Task statement
Can you quote the lines below exactly, starting at the line with "Read all visible" and going through the last one?

Stored data entries
====

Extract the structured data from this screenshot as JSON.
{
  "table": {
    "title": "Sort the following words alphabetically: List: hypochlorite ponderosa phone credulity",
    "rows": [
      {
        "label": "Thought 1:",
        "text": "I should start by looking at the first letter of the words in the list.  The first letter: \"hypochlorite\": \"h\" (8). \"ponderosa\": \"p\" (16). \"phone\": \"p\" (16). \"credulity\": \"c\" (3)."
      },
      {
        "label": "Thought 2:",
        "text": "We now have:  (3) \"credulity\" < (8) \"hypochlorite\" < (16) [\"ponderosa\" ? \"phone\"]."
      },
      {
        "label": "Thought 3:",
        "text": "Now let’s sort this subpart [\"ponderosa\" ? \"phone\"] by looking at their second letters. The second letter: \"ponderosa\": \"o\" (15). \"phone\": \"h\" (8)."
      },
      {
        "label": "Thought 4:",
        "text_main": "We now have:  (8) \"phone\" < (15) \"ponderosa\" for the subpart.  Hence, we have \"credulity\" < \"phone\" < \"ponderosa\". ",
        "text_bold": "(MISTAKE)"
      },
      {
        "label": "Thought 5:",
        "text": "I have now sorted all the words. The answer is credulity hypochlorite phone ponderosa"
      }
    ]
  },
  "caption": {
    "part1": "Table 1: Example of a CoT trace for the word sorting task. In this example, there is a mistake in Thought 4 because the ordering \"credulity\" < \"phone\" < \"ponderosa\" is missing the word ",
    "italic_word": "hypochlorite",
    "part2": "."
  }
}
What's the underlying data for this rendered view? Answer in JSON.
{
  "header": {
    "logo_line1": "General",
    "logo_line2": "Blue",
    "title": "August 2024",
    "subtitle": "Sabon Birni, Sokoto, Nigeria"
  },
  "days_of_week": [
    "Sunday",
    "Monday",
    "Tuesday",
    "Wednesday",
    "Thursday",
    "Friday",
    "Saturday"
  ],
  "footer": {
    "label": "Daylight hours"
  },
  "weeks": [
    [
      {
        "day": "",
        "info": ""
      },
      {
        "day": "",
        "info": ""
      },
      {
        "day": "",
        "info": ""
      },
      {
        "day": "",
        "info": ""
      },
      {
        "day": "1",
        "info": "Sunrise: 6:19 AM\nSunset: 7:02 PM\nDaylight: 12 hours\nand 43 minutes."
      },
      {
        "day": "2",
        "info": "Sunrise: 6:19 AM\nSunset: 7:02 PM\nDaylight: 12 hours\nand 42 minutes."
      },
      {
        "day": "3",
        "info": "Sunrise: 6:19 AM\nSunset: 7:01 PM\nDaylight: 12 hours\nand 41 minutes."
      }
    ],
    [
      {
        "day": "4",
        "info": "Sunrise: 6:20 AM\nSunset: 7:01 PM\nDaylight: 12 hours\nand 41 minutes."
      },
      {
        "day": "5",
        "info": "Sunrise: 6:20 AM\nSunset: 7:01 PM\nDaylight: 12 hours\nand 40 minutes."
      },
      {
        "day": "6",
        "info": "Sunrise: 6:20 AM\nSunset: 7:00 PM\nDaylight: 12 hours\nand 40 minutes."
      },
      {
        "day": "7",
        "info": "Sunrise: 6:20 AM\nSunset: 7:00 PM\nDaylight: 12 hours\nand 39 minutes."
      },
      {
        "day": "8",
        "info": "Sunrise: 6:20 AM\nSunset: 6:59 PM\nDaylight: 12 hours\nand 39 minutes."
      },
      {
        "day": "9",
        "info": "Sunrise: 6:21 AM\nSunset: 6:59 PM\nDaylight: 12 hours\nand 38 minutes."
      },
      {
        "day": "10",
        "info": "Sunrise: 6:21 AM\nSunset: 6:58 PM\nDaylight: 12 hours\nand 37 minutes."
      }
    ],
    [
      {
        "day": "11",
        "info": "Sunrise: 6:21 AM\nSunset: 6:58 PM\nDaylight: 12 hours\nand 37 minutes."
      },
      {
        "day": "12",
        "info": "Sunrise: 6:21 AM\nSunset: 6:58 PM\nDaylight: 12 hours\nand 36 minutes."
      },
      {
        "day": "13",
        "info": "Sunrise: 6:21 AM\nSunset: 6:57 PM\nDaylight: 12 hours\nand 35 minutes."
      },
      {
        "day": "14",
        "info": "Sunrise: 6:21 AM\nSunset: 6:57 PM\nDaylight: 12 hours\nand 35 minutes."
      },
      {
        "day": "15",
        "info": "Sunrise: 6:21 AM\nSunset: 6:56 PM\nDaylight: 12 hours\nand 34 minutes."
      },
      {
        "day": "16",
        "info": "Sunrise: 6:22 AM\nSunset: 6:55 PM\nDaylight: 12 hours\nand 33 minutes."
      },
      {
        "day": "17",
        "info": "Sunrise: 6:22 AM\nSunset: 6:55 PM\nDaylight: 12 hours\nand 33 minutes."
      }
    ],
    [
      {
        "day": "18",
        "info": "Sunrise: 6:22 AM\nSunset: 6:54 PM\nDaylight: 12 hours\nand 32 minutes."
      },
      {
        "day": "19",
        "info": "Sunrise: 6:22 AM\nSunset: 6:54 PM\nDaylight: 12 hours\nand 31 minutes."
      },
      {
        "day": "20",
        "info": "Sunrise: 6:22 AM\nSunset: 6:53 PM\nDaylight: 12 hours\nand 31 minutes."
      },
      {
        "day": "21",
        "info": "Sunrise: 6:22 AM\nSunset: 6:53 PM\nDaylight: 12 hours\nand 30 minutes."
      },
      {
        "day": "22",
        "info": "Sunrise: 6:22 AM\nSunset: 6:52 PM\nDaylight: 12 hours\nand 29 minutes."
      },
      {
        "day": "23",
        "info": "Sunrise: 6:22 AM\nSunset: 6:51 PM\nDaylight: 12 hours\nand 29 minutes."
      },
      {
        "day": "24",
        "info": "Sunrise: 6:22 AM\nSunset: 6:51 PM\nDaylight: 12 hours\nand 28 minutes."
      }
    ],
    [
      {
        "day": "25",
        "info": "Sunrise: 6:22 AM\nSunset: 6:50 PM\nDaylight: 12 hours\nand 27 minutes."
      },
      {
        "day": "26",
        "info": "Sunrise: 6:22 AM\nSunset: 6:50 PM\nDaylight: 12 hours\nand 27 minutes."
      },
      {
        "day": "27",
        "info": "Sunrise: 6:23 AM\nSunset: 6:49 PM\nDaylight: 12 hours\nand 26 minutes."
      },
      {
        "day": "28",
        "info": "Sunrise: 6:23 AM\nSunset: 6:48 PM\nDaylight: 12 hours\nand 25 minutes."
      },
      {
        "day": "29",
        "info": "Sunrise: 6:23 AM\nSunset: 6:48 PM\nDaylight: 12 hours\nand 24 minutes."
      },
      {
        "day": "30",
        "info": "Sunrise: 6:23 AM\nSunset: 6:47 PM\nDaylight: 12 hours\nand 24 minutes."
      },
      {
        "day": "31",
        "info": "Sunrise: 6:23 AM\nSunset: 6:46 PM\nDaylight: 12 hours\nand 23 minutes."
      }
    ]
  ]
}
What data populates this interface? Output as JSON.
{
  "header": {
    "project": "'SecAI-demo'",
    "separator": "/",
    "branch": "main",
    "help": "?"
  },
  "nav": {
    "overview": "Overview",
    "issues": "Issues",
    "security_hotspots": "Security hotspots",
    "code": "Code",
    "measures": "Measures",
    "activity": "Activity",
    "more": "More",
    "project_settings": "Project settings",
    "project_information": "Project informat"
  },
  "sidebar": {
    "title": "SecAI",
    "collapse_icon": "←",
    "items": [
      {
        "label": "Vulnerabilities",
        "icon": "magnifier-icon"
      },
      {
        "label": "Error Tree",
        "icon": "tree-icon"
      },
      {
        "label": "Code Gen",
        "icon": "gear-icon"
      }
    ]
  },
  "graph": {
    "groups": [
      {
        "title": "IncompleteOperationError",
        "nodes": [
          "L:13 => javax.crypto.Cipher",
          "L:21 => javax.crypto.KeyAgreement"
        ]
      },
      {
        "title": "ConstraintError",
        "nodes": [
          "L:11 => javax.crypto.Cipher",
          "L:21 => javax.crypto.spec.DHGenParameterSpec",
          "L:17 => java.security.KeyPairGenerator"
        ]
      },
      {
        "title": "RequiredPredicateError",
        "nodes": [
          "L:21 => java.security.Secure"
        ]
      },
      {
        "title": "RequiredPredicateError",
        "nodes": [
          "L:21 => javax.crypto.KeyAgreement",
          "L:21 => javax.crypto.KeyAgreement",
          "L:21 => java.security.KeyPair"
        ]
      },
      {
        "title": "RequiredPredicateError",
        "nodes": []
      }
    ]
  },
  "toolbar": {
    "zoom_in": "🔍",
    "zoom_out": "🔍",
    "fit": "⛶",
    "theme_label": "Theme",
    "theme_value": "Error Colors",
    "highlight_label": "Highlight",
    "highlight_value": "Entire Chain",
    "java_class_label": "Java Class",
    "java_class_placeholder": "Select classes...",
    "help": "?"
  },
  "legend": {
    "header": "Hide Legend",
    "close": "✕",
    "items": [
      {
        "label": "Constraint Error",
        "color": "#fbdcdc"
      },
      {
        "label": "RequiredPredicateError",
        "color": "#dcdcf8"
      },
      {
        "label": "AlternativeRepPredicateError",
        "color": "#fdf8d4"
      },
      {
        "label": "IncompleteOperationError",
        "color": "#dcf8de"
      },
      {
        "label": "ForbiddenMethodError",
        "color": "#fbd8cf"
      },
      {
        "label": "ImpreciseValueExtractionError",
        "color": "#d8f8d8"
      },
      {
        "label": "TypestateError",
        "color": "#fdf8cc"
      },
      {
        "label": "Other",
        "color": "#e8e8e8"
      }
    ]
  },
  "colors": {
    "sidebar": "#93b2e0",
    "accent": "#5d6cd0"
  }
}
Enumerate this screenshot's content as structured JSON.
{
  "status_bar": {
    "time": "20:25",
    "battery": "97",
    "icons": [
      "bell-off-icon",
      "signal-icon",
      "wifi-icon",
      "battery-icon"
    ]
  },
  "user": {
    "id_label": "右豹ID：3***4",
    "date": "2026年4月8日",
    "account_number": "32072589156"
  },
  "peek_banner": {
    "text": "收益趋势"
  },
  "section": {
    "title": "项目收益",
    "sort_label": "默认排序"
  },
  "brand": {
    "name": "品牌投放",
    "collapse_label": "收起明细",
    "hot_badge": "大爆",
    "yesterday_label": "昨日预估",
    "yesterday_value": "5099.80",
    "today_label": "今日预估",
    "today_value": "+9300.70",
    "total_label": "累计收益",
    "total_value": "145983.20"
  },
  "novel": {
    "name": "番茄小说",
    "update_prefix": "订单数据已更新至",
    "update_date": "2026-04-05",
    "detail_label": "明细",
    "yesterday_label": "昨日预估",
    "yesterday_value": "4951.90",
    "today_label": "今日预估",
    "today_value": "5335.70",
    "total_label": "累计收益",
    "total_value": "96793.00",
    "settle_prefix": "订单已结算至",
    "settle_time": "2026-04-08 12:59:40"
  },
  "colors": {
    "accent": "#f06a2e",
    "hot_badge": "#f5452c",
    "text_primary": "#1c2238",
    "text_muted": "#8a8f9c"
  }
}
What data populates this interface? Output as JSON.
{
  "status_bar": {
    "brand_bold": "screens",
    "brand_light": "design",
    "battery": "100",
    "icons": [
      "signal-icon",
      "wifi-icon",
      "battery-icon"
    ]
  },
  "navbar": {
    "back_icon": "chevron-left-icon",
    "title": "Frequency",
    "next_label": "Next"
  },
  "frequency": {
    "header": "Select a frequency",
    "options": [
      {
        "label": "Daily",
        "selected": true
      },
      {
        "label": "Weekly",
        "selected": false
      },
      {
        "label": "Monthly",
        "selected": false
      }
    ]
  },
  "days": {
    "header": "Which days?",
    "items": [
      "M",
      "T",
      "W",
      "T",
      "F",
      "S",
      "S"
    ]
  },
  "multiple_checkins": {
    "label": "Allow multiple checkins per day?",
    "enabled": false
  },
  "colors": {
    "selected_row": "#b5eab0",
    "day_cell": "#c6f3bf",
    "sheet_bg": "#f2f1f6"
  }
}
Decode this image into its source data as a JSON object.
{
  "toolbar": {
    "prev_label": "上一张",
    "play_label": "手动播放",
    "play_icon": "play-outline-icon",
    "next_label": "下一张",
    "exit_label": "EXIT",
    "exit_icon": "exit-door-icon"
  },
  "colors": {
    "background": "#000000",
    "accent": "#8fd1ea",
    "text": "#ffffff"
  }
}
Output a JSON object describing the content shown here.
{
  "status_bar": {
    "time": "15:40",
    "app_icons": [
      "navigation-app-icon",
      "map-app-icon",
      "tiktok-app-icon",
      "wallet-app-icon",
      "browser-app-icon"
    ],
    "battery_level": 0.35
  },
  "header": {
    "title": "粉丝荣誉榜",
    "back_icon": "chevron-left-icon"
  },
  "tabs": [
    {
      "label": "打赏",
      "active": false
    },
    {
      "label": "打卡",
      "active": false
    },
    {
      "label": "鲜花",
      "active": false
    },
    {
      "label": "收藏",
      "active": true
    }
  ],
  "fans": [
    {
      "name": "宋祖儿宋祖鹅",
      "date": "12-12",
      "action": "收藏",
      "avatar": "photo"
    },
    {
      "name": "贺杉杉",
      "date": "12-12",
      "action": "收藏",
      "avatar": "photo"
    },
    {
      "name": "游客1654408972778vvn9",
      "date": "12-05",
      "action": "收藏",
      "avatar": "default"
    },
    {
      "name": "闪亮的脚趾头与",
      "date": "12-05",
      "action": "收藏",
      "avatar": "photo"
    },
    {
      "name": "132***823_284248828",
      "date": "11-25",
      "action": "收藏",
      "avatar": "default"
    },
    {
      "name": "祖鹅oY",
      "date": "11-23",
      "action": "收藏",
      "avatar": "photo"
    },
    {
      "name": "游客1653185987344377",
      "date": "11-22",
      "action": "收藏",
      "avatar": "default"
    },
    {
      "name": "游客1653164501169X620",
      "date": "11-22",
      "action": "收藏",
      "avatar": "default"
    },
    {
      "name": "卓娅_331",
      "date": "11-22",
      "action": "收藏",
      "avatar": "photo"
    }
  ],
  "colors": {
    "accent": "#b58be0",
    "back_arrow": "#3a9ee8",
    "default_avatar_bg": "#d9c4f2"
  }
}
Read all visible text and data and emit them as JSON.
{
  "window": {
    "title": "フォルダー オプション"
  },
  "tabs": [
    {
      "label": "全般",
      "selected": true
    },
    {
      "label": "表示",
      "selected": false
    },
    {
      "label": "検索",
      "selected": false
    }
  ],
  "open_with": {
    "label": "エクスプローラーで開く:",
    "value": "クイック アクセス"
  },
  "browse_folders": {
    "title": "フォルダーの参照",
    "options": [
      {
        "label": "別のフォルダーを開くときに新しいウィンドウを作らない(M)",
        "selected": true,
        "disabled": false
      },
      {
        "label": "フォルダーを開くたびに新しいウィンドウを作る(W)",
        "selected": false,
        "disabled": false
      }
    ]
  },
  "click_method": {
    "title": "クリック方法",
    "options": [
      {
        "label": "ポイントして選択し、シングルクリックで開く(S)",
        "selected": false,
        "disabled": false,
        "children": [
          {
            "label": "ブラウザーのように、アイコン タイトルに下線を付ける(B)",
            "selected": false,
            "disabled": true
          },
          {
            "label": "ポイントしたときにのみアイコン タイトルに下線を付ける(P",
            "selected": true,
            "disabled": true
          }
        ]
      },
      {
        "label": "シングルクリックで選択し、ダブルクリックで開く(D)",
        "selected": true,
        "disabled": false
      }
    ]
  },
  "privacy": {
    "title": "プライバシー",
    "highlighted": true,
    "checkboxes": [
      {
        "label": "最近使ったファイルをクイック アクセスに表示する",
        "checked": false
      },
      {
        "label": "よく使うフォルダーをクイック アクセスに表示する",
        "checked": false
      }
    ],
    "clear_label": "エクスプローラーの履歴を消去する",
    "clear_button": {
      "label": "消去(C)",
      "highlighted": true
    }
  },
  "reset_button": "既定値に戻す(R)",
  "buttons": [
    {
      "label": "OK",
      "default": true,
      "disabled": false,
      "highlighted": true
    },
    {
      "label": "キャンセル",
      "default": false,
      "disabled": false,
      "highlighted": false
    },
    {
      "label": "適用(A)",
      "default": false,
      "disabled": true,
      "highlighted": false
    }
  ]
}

====

Task response
Read all visible text and data and emit them as JSON.
{
  "window": {
    "title": "フォルダー オプション"
  },
  "tabs": [
    {
      "label": "全般",
      "selected": true
    },
    {
      "label": "表示",
      "selected": false
    },
    {
      "label": "検索",
      "selected": false
    }
  ],
  "open_with": {
    "label": "エクスプローラーで開く:",
    "value": "クイック アクセス"
  },
  "browse_folders": {
    "title": "フォルダーの参照",
    "options": [
      {
        "label": "別のフォルダーを開くときに新しいウィンドウを作らない(M)",
        "selected": true,
        "disabled": false
      },
      {
        "label": "フォルダーを開くたびに新しいウィンドウを作る(W)",
        "selected": false,
        "disabled": false
      }
    ]
  },
  "click_method": {
    "title": "クリック方法",
    "options": [
      {
        "label": "ポイントして選択し、シングルクリックで開く(S)",
        "selected": false,
        "disabled": false,
        "children": [
          {
            "label": "ブラウザーのように、アイコン タイトルに下線を付ける(B)",
            "selected": false,
            "disabled": true
          },
          {
            "label": "ポイントしたときにのみアイコン タイトルに下線を付ける(P",
            "selected": true,
            "disabled": true
          }
        ]
      },
      {
        "label": "シングルクリックで選択し、ダブルクリックで開く(D)",
        "selected": true,
        "disabled": false
      }
    ]
  },
  "privacy": {
    "title": "プライバシー",
    "highlighted": true,
    "checkboxes": [
      {
        "label": "最近使ったファイルをクイック アクセスに表示する",
        "checked": false
      },
      {
        "label": "よく使うフォルダーをクイック アクセスに表示する",
        "checked": false
      }
    ],
    "clear_label": "エクスプローラーの履歴を消去する",
    "clear_button": {
      "label": "消去(C)",
      "highlighted": true
    }
  },
  "reset_button": "既定値に戻す(R)",
  "buttons": [
    {
      "label": "OK",
      "default": true,
      "disabled": false,
      "highlighted": true
    },
    {
      "label": "キャンセル",
      "default": false,
      "disabled": false,
      "highlighted": false
    },
    {
      "label": "適用(A)",
      "default": false,
      "disabled": true,
      "highlighted": false
    }
  ]
}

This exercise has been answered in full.